» **WRITTEN EXERCISE**:
From the entries below, copy every line that holds the word "significant".

» **DATA FOR PROCESSING**:
%%

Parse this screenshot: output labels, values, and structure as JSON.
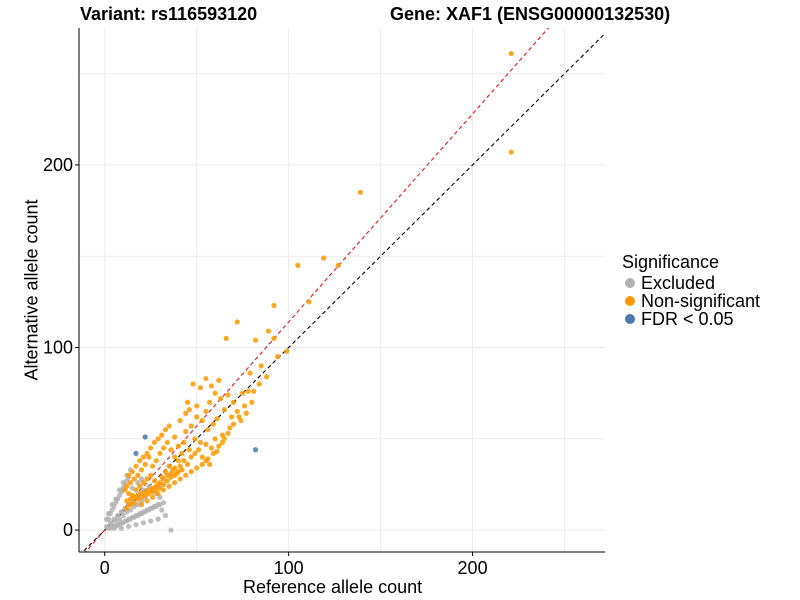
{
  "chart_data": {
    "type": "scatter",
    "title_variant": "Variant: rs116593120",
    "title_gene": "Gene: XAF1 (ENSG00000132530)",
    "xlabel": "Reference allele count",
    "ylabel": "Alternative allele count",
    "xlim": [
      -14,
      272
    ],
    "ylim": [
      -12,
      275
    ],
    "x_ticks": [
      0,
      100,
      200
    ],
    "y_ticks": [
      0,
      100,
      200
    ],
    "grid": true,
    "reference_lines": [
      {
        "name": "identity",
        "slope": 1,
        "intercept": 0,
        "color": "#000000",
        "dash": "dashed"
      },
      {
        "name": "fit",
        "slope": 1.14,
        "intercept": 0,
        "color": "#e41a1c",
        "dash": "dashed"
      }
    ],
    "legend": {
      "title": "Significance",
      "position": "right",
      "entries": [
        {
          "label": "Excluded",
          "color": "#b3b3b3"
        },
        {
          "label": "Non-significant",
          "color": "#ff9900"
        },
        {
          "label": "FDR < 0.05",
          "color": "#4a79b0"
        }
      ]
    },
    "series": [
      {
        "name": "Excluded",
        "color": "#b3b3b3",
        "points": [
          [
            1,
            2
          ],
          [
            2,
            1
          ],
          [
            3,
            4
          ],
          [
            4,
            3
          ],
          [
            5,
            6
          ],
          [
            6,
            5
          ],
          [
            7,
            8
          ],
          [
            8,
            6
          ],
          [
            9,
            10
          ],
          [
            10,
            8
          ],
          [
            11,
            12
          ],
          [
            12,
            10
          ],
          [
            13,
            14
          ],
          [
            14,
            11
          ],
          [
            15,
            16
          ],
          [
            16,
            13
          ],
          [
            17,
            18
          ],
          [
            18,
            14
          ],
          [
            19,
            20
          ],
          [
            20,
            16
          ],
          [
            21,
            22
          ],
          [
            22,
            18
          ],
          [
            2,
            6
          ],
          [
            3,
            9
          ],
          [
            4,
            11
          ],
          [
            5,
            13
          ],
          [
            6,
            15
          ],
          [
            7,
            17
          ],
          [
            8,
            19
          ],
          [
            9,
            21
          ],
          [
            10,
            23
          ],
          [
            11,
            25
          ],
          [
            12,
            27
          ],
          [
            13,
            29
          ],
          [
            6,
            2
          ],
          [
            8,
            3
          ],
          [
            10,
            4
          ],
          [
            12,
            5
          ],
          [
            14,
            6
          ],
          [
            16,
            7
          ],
          [
            18,
            8
          ],
          [
            20,
            9
          ],
          [
            22,
            10
          ],
          [
            24,
            11
          ],
          [
            26,
            12
          ],
          [
            28,
            13
          ],
          [
            30,
            14
          ],
          [
            32,
            15
          ],
          [
            3,
            1
          ],
          [
            5,
            2
          ],
          [
            7,
            3
          ],
          [
            9,
            4
          ],
          [
            11,
            5
          ],
          [
            13,
            6
          ],
          [
            15,
            7
          ],
          [
            17,
            8
          ],
          [
            19,
            9
          ],
          [
            21,
            10
          ],
          [
            23,
            11
          ],
          [
            25,
            12
          ],
          [
            27,
            13
          ],
          [
            29,
            14
          ],
          [
            36,
            0
          ],
          [
            1,
            6
          ],
          [
            2,
            9
          ],
          [
            4,
            14
          ],
          [
            6,
            17
          ],
          [
            8,
            22
          ],
          [
            10,
            26
          ],
          [
            12,
            30
          ],
          [
            14,
            33
          ],
          [
            5,
            1
          ],
          [
            9,
            1
          ],
          [
            13,
            2
          ],
          [
            17,
            3
          ],
          [
            21,
            4
          ],
          [
            25,
            5
          ],
          [
            29,
            6
          ],
          [
            33,
            8
          ],
          [
            15,
            23
          ],
          [
            18,
            26
          ],
          [
            20,
            28
          ],
          [
            24,
            24
          ],
          [
            26,
            22
          ],
          [
            28,
            20
          ],
          [
            30,
            18
          ],
          [
            31,
            11
          ]
        ]
      },
      {
        "name": "Non-significant",
        "color": "#ff9900",
        "points": [
          [
            221,
            261
          ],
          [
            221,
            207
          ],
          [
            139,
            185
          ],
          [
            119,
            149
          ],
          [
            105,
            145
          ],
          [
            127,
            145
          ],
          [
            111,
            125
          ],
          [
            92,
            123
          ],
          [
            72,
            114
          ],
          [
            99,
            98
          ],
          [
            89,
            109
          ],
          [
            82,
            104
          ],
          [
            92,
            105
          ],
          [
            66,
            105
          ],
          [
            48,
            80
          ],
          [
            52,
            78
          ],
          [
            55,
            83
          ],
          [
            58,
            79
          ],
          [
            60,
            75
          ],
          [
            62,
            82
          ],
          [
            45,
            70
          ],
          [
            50,
            68
          ],
          [
            55,
            65
          ],
          [
            57,
            70
          ],
          [
            63,
            72
          ],
          [
            67,
            74
          ],
          [
            70,
            70
          ],
          [
            72,
            65
          ],
          [
            75,
            75
          ],
          [
            78,
            76
          ],
          [
            81,
            76
          ],
          [
            80,
            70
          ],
          [
            76,
            68
          ],
          [
            74,
            60
          ],
          [
            69,
            62
          ],
          [
            65,
            66
          ],
          [
            61,
            61
          ],
          [
            59,
            58
          ],
          [
            68,
            56
          ],
          [
            64,
            52
          ],
          [
            60,
            50
          ],
          [
            56,
            55
          ],
          [
            53,
            60
          ],
          [
            50,
            62
          ],
          [
            47,
            57
          ],
          [
            44,
            54
          ],
          [
            41,
            60
          ],
          [
            38,
            51
          ],
          [
            40,
            46
          ],
          [
            43,
            48
          ],
          [
            46,
            44
          ],
          [
            49,
            50
          ],
          [
            52,
            48
          ],
          [
            55,
            47
          ],
          [
            58,
            45
          ],
          [
            61,
            43
          ],
          [
            64,
            48
          ],
          [
            67,
            53
          ],
          [
            30,
            42
          ],
          [
            32,
            45
          ],
          [
            34,
            48
          ],
          [
            36,
            44
          ],
          [
            38,
            40
          ],
          [
            40,
            38
          ],
          [
            42,
            42
          ],
          [
            28,
            38
          ],
          [
            26,
            35
          ],
          [
            24,
            40
          ],
          [
            22,
            36
          ],
          [
            20,
            33
          ],
          [
            18,
            30
          ],
          [
            16,
            28
          ],
          [
            14,
            26
          ],
          [
            12,
            24
          ],
          [
            11,
            22
          ],
          [
            13,
            20
          ],
          [
            15,
            19
          ],
          [
            17,
            22
          ],
          [
            19,
            24
          ],
          [
            21,
            26
          ],
          [
            23,
            28
          ],
          [
            25,
            30
          ],
          [
            27,
            27
          ],
          [
            29,
            25
          ],
          [
            31,
            29
          ],
          [
            33,
            32
          ],
          [
            35,
            35
          ],
          [
            37,
            33
          ],
          [
            39,
            31
          ],
          [
            41,
            35
          ],
          [
            43,
            38
          ],
          [
            45,
            36
          ],
          [
            47,
            40
          ],
          [
            49,
            42
          ],
          [
            51,
            44
          ],
          [
            53,
            40
          ],
          [
            55,
            38
          ],
          [
            57,
            36
          ],
          [
            12,
            16
          ],
          [
            14,
            17
          ],
          [
            16,
            18
          ],
          [
            18,
            19
          ],
          [
            20,
            20
          ],
          [
            22,
            21
          ],
          [
            24,
            22
          ],
          [
            26,
            23
          ],
          [
            28,
            24
          ],
          [
            30,
            26
          ],
          [
            32,
            28
          ],
          [
            34,
            30
          ],
          [
            36,
            31
          ],
          [
            38,
            34
          ],
          [
            25,
            45
          ],
          [
            23,
            42
          ],
          [
            21,
            40
          ],
          [
            19,
            38
          ],
          [
            17,
            35
          ],
          [
            15,
            32
          ],
          [
            13,
            30
          ],
          [
            27,
            48
          ],
          [
            29,
            50
          ],
          [
            31,
            52
          ],
          [
            33,
            55
          ],
          [
            35,
            57
          ],
          [
            44,
            64
          ],
          [
            46,
            66
          ],
          [
            20,
            14
          ],
          [
            23,
            16
          ],
          [
            26,
            18
          ],
          [
            29,
            20
          ],
          [
            32,
            22
          ],
          [
            35,
            24
          ],
          [
            38,
            26
          ],
          [
            41,
            28
          ],
          [
            44,
            30
          ],
          [
            47,
            32
          ],
          [
            50,
            34
          ],
          [
            53,
            36
          ],
          [
            56,
            39
          ],
          [
            59,
            42
          ],
          [
            62,
            46
          ],
          [
            65,
            50
          ],
          [
            12,
            12
          ],
          [
            14,
            14
          ],
          [
            16,
            15
          ],
          [
            18,
            17
          ],
          [
            20,
            18
          ],
          [
            22,
            19
          ],
          [
            24,
            20
          ],
          [
            26,
            21
          ],
          [
            28,
            22
          ],
          [
            30,
            23
          ],
          [
            32,
            25
          ],
          [
            34,
            27
          ],
          [
            36,
            29
          ],
          [
            38,
            30
          ],
          [
            40,
            32
          ],
          [
            42,
            33
          ],
          [
            70,
            58
          ],
          [
            73,
            62
          ],
          [
            77,
            64
          ],
          [
            85,
            90
          ],
          [
            88,
            84
          ],
          [
            84,
            80
          ],
          [
            79,
            86
          ],
          [
            94,
            95
          ]
        ]
      },
      {
        "name": "FDR < 0.05",
        "color": "#4a79b0",
        "points": [
          [
            22,
            51
          ],
          [
            17,
            42
          ],
          [
            82,
            44
          ]
        ]
      }
    ]
  }
}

%%

» **THE OUTPUT**:
          "label": "Non-significant",
        "name": "Non-significant",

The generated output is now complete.